• **Data supplied**:
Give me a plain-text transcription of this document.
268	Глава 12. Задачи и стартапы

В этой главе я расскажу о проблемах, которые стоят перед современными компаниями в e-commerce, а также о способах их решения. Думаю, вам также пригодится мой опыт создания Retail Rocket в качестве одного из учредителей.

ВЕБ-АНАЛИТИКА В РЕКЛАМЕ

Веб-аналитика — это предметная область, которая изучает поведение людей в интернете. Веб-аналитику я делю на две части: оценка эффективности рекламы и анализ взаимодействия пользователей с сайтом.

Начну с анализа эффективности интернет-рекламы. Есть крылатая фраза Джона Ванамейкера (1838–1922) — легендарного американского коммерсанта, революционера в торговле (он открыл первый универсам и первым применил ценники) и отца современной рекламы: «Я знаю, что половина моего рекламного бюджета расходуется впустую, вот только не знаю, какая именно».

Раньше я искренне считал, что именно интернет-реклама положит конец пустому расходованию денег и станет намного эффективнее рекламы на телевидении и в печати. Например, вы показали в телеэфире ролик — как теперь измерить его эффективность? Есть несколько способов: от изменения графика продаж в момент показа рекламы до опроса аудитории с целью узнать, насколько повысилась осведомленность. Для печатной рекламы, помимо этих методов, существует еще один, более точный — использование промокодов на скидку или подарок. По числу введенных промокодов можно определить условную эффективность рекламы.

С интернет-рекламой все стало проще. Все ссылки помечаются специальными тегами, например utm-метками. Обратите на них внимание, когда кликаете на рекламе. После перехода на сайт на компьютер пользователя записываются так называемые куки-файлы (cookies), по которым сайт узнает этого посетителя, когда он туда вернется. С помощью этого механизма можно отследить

• **What is required**: Please repeat the material above, word for word and in full.

• **Written reply**:
Give me a plain-text transcription of this document.
268	Глава 12. Задачи и стартапы

В этой главе я расскажу о проблемах, которые стоят перед современными компаниями в e-commerce, а также о способах их решения. Думаю, вам также пригодится мой опыт создания Retail Rocket в качестве одного из учредителей.

ВЕБ-АНАЛИТИКА В РЕКЛАМЕ

Веб-аналитика — это предметная область, которая изучает поведение людей в интернете. Веб-аналитику я делю на две части: оценка эффективности рекламы и анализ взаимодействия пользователей с сайтом.

Начну с анализа эффективности интернет-рекламы. Есть крылатая фраза Джона Ванамейкера (1838–1922) — легендарного американского коммерсанта, революционера в торговле (он открыл первый универсам и первым применил ценники) и отца современной рекламы: «Я знаю, что половина моего рекламного бюджета расходуется впустую, вот только не знаю, какая именно».

Раньше я искренне считал, что именно интернет-реклама положит конец пустому расходованию денег и станет намного эффективнее рекламы на телевидении и в печати. Например, вы показали в телеэфире ролик — как теперь измерить его эффективность? Есть несколько способов: от изменения графика продаж в момент показа рекламы до опроса аудитории с целью узнать, насколько повысилась осведомленность. Для печатной рекламы, помимо этих методов, существует еще один, более точный — использование промокодов на скидку или подарок. По числу введенных промокодов можно определить условную эффективность рекламы.

С интернет-рекламой все стало проще. Все ссылки помечаются специальными тегами, например utm-метками. Обратите на них внимание, когда кликаете на рекламе. После перехода на сайт на компьютер пользователя записываются так называемые куки-файлы (cookies), по которым сайт узнает этого посетителя, когда он туда вернется. С помощью этого механизма можно отследить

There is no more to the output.